PROBLEM DETAILS: Search the records that follow and extract every line containing the string "seperti".

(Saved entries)
>>>

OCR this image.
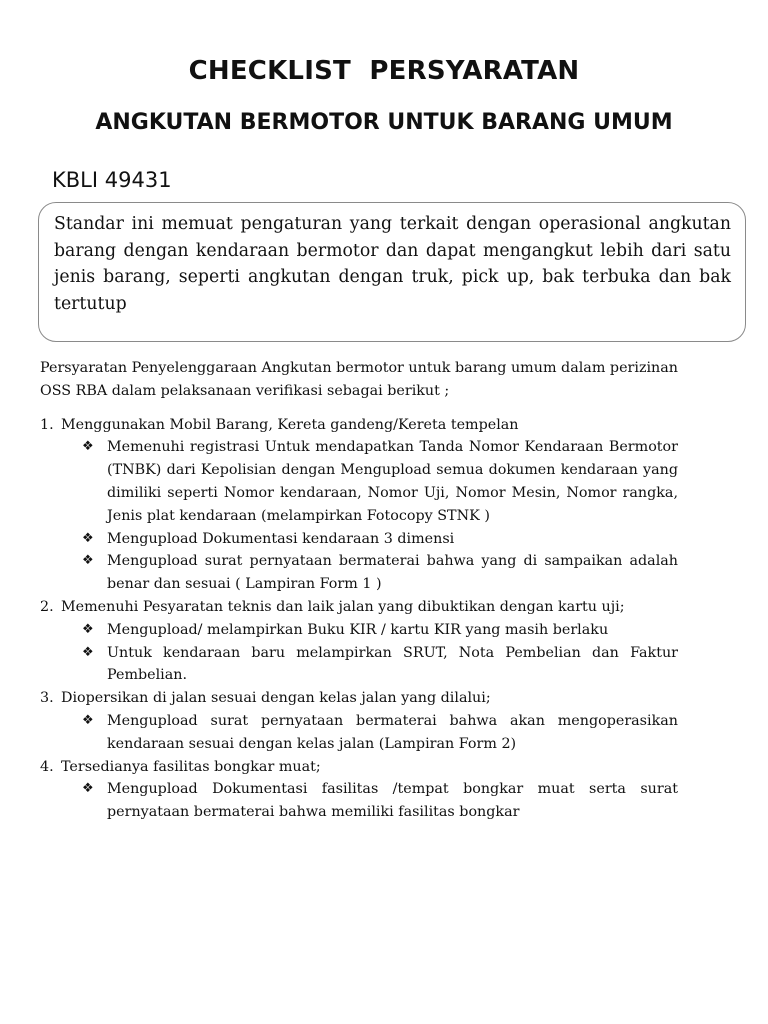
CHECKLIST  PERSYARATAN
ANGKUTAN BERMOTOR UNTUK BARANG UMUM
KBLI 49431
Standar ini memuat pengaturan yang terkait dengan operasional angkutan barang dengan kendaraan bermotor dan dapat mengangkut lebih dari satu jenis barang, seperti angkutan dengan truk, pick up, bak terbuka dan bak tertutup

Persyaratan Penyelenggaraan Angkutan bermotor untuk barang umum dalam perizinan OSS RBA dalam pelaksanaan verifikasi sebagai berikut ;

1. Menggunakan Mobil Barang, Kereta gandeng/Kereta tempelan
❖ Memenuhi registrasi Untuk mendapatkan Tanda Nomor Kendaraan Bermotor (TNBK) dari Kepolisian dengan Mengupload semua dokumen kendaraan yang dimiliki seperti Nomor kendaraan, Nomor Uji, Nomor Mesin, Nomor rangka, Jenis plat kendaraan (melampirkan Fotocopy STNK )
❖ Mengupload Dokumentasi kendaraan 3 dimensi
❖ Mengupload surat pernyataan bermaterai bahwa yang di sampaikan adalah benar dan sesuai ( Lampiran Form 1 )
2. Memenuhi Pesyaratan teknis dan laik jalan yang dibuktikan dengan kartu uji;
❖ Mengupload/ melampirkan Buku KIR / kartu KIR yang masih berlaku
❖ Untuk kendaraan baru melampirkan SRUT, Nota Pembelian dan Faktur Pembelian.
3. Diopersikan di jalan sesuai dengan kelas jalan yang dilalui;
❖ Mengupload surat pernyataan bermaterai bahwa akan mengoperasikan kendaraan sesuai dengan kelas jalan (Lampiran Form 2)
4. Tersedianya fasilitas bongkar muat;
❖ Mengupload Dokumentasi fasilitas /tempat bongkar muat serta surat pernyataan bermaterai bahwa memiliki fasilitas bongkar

<<<

ANSWER TO THIS TASK:
Standar ini memuat pengaturan yang terkait dengan operasional angkutan barang dengan kendaraan bermotor dan dapat mengangkut lebih dari satu jenis barang, seperti angkutan dengan truk, pick up, bak terbuka dan bak tertutup
❖ Memenuhi registrasi Untuk mendapatkan Tanda Nomor Kendaraan Bermotor (TNBK) dari Kepolisian dengan Mengupload semua dokumen kendaraan yang dimiliki seperti Nomor kendaraan, Nomor Uji, Nomor Mesin, Nomor rangka, Jenis plat kendaraan (melampirkan Fotocopy STNK )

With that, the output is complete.